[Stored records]

————

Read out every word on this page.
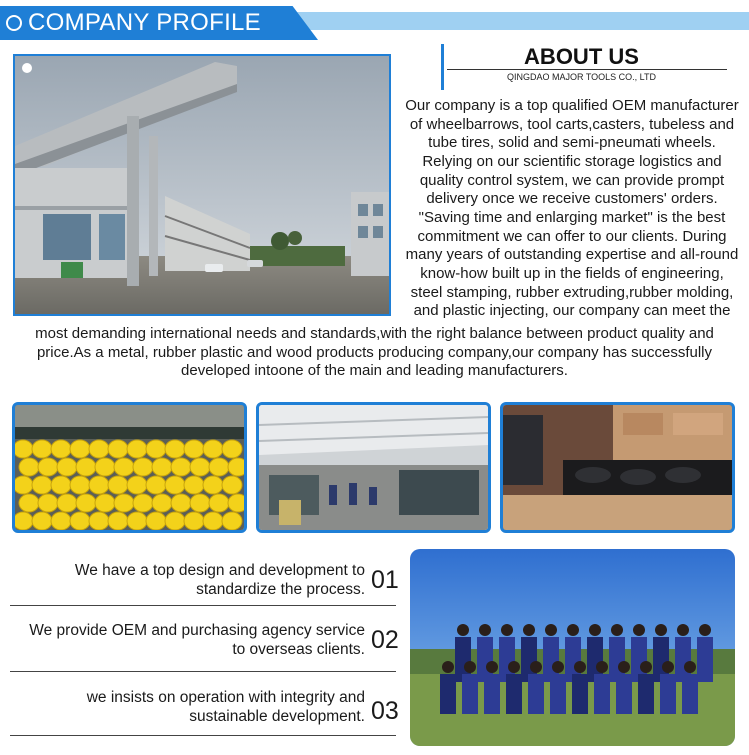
COMPANY PROFILE
ABOUT US
QINGDAO MAJOR TOOLS CO., LTD
Our company is a top qualified OEM manufacturer
of wheelbarrows, tool carts,casters, tubeless and
tube tires, solid and semi-pneumati wheels.
Relying on our scientific storage logistics and
quality control system, we can provide prompt
delivery once we receive customers' orders.
"Saving time and enlarging market" is the best
commitment we can offer to our clients. During
many years of outstanding expertise and all-round
know-how built up in the fields of engineering,
steel stamping, rubber extruding,rubber molding,
and plastic injecting, our company can meet the
most demanding international needs and standards,with the right balance between product quality and
price.As a metal, rubber plastic and wood products producing company,our company has successfully
developed intoone of the main and leading manufacturers.
We have a top design and development to
standardize the process. 01
We provide OEM and purchasing agency service
to overseas clients. 02
we insists on operation with integrity and
sustainable development. 03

————

- _Work to complete_
Leave the pictures out and copy the rest of the data exactly.

- _Response for this exercise_
Read out every word on this page.
COMPANY PROFILE
ABOUT US
QINGDAO MAJOR TOOLS CO., LTD
Our company is a top qualified OEM manufacturer
of wheelbarrows, tool carts,casters, tubeless and
tube tires, solid and semi-pneumati wheels.
Relying on our scientific storage logistics and
quality control system, we can provide prompt
delivery once we receive customers' orders.
"Saving time and enlarging market" is the best
commitment we can offer to our clients. During
many years of outstanding expertise and all-round
know-how built up in the fields of engineering,
steel stamping, rubber extruding,rubber molding,
and plastic injecting, our company can meet the
most demanding international needs and standards,with the right balance between product quality and
price.As a metal, rubber plastic and wood products producing company,our company has successfully
developed intoone of the main and leading manufacturers.
We have a top design and development to
standardize the process. 01
We provide OEM and purchasing agency service
to overseas clients. 02
we insists on operation with integrity and
sustainable development. 03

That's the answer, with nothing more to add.